▸ Directive
Copy out every line that contains "secondary".

▸ Supplied material
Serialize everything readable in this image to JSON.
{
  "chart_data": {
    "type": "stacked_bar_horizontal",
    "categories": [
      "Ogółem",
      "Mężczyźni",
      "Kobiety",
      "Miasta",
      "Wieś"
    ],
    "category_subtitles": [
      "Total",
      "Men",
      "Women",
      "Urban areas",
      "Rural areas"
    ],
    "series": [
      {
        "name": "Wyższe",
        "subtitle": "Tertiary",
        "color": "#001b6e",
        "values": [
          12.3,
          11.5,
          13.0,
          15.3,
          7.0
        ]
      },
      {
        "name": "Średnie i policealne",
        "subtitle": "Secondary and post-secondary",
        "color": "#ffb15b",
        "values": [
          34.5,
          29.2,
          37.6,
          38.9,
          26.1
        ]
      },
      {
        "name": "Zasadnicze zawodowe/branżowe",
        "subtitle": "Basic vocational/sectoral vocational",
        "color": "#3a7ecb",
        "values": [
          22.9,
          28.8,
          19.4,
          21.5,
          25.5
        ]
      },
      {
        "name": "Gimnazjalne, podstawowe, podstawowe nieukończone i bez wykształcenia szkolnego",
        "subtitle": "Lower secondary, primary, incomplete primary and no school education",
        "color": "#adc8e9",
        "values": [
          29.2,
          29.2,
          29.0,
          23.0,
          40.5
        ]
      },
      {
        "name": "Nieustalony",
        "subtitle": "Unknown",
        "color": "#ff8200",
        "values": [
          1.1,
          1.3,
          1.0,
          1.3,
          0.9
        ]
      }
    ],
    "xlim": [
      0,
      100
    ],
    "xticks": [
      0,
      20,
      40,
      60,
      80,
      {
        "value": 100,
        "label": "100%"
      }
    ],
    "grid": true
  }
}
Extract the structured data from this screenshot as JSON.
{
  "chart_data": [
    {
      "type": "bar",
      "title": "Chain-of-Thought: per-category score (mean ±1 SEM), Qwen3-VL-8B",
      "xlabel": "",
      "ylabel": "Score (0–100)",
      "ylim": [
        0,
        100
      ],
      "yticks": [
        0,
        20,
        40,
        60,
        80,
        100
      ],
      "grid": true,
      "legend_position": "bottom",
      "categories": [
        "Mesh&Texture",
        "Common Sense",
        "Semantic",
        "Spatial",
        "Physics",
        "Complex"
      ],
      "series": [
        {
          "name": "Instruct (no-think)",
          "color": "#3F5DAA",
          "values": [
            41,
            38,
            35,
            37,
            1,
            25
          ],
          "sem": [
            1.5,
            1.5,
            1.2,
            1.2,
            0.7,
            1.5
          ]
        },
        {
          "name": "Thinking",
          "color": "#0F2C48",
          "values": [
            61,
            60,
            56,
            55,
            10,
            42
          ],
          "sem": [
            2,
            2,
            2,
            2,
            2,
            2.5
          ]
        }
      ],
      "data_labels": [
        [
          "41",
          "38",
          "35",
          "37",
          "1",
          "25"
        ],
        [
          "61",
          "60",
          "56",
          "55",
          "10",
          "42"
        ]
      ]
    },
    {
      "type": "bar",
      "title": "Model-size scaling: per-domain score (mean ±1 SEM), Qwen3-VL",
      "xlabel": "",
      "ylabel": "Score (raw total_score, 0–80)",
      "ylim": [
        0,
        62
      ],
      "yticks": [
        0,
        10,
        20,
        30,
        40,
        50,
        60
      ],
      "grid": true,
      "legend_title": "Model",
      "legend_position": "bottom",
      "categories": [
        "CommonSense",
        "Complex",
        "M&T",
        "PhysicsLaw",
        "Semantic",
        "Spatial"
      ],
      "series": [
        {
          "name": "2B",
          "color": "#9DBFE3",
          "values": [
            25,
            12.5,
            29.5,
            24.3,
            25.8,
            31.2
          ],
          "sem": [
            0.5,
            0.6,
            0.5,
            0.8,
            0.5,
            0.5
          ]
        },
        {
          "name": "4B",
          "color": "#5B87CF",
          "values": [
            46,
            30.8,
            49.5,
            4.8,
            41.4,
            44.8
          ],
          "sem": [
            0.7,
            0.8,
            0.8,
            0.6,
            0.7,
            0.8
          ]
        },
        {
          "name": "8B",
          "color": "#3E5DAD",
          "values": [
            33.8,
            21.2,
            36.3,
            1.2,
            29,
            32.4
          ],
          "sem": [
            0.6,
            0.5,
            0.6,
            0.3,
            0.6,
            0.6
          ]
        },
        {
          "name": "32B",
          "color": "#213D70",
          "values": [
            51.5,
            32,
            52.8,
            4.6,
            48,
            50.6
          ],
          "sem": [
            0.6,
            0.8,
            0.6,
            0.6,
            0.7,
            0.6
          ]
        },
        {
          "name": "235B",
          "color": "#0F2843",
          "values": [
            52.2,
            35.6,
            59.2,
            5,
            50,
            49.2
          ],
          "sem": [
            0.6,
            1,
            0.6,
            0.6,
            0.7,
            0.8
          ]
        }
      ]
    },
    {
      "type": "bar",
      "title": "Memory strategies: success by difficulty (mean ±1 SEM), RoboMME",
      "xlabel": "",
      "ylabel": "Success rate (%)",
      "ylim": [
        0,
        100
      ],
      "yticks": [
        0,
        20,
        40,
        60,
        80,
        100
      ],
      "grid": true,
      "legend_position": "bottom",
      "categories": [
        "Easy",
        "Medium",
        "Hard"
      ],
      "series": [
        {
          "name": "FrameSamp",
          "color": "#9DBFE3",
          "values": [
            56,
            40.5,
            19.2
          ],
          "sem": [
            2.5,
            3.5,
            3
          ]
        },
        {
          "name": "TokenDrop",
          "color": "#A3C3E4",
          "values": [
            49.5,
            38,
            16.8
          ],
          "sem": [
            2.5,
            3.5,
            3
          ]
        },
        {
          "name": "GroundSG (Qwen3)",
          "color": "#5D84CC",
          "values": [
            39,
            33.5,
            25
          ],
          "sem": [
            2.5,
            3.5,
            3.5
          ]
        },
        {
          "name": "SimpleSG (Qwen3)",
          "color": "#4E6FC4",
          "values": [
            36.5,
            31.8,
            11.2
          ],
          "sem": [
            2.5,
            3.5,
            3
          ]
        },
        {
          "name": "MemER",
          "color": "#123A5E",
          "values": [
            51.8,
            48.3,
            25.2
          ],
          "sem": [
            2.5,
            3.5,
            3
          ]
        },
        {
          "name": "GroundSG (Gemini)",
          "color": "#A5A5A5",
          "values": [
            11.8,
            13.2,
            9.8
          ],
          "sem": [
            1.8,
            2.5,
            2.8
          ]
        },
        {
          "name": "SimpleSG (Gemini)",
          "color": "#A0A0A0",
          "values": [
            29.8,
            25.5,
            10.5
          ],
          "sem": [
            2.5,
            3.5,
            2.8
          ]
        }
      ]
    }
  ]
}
* * *
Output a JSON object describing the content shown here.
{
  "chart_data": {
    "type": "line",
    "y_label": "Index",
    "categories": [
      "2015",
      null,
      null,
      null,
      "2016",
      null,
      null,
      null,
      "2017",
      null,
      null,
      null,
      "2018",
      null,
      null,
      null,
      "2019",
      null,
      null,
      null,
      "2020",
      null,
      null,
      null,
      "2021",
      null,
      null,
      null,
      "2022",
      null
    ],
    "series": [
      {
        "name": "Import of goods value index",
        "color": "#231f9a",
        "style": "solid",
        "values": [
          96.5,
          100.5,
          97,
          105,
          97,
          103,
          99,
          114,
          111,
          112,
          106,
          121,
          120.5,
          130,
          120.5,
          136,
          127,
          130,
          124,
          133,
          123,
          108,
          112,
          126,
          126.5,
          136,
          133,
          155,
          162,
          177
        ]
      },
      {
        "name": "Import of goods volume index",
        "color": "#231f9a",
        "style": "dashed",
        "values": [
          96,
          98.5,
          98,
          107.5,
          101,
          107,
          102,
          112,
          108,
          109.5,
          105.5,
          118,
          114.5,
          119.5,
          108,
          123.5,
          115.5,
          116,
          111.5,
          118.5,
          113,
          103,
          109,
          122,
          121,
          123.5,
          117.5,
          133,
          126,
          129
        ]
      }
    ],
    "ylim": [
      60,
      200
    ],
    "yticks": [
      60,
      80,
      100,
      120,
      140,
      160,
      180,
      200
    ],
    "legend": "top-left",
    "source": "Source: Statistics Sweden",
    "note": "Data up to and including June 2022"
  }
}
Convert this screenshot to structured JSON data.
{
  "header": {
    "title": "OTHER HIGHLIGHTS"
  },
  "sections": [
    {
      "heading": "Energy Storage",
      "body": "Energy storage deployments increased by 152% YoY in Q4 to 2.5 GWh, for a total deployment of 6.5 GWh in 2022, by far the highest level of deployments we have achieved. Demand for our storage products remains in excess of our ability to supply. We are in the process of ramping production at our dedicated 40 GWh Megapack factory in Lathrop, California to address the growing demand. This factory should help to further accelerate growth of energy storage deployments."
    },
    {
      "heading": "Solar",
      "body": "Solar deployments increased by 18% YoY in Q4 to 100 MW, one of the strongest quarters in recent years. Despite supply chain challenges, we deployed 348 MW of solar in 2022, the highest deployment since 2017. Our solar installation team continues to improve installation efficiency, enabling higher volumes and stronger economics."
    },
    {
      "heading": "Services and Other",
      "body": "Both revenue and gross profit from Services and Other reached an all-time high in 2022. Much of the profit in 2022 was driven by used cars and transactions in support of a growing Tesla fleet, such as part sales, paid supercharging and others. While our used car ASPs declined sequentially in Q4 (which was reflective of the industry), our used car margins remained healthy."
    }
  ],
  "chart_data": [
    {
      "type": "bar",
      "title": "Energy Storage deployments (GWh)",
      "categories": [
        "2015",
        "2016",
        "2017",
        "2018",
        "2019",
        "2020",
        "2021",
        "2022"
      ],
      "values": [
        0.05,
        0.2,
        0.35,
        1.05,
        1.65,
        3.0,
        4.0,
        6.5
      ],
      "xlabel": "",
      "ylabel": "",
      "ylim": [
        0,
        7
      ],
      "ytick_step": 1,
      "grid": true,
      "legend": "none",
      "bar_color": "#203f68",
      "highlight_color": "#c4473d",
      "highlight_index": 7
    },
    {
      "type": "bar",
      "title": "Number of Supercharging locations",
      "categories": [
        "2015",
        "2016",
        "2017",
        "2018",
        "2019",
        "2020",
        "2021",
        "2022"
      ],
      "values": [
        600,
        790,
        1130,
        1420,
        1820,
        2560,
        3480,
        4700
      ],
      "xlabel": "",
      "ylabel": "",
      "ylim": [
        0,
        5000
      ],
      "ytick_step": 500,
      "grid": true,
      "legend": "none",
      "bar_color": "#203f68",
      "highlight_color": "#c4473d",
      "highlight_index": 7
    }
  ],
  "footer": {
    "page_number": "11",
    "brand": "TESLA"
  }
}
---
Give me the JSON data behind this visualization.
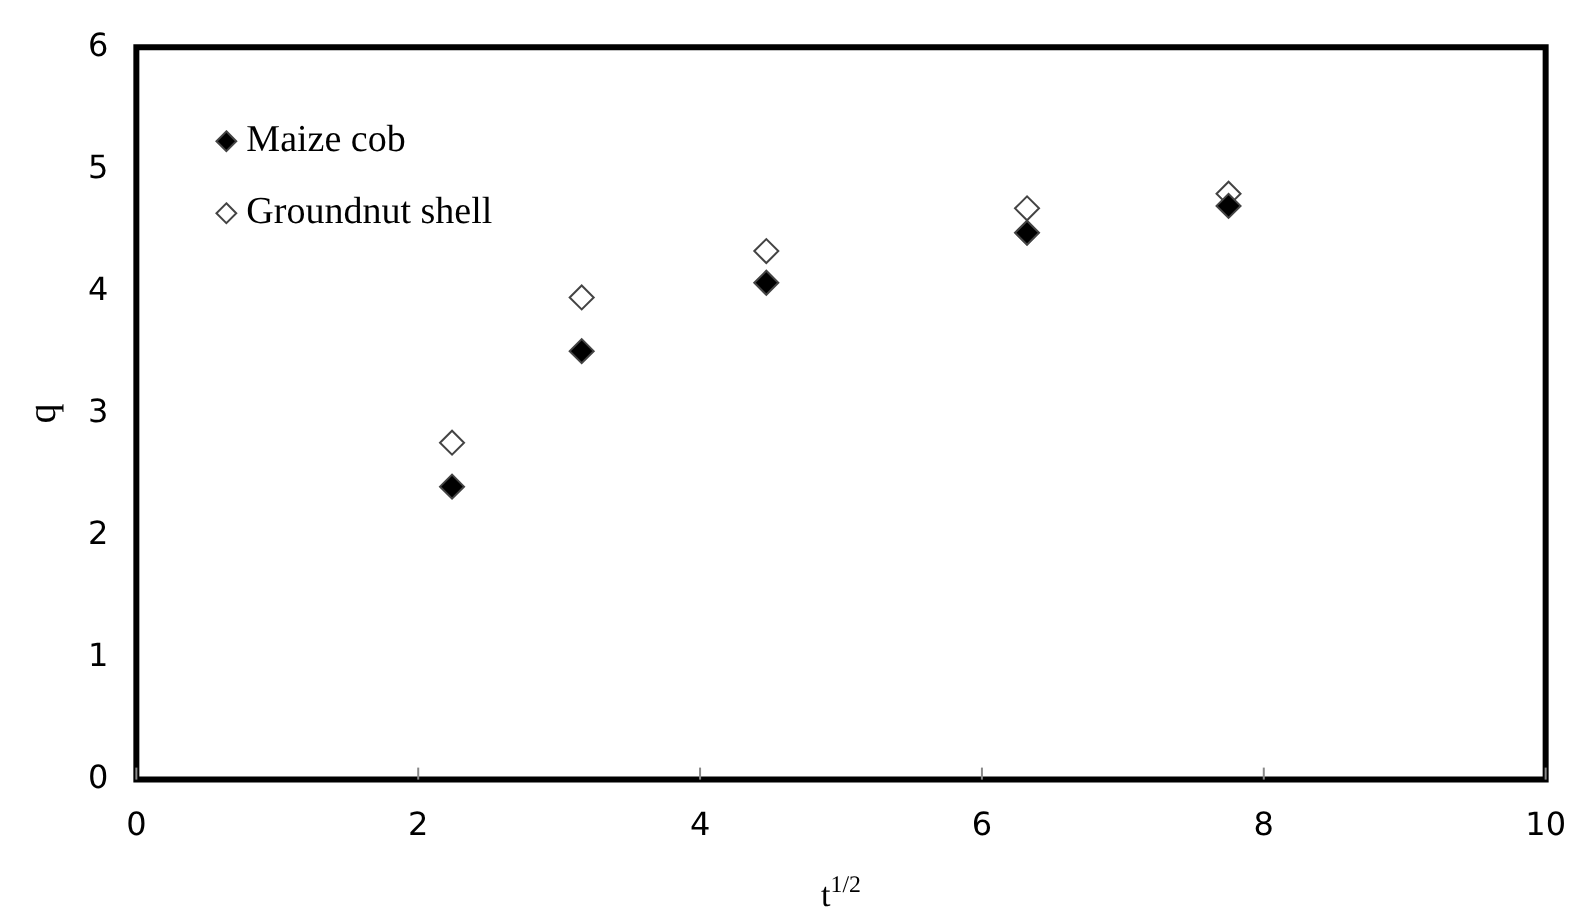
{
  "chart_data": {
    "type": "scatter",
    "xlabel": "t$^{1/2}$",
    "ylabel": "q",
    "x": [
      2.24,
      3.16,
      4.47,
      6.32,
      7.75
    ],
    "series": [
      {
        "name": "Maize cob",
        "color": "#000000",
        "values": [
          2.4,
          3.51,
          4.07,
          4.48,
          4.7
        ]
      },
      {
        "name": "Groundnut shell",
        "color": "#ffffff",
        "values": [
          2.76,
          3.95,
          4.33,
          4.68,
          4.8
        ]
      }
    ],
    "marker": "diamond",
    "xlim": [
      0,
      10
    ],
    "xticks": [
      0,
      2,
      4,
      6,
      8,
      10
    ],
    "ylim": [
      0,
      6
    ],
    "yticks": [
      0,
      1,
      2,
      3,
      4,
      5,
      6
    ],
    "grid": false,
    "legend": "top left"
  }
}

▸ Answer to this exercise
        "subtitle": "Secondary and post-secondary",
        "subtitle": "Lower secondary, primary, incomplete primary and no school education",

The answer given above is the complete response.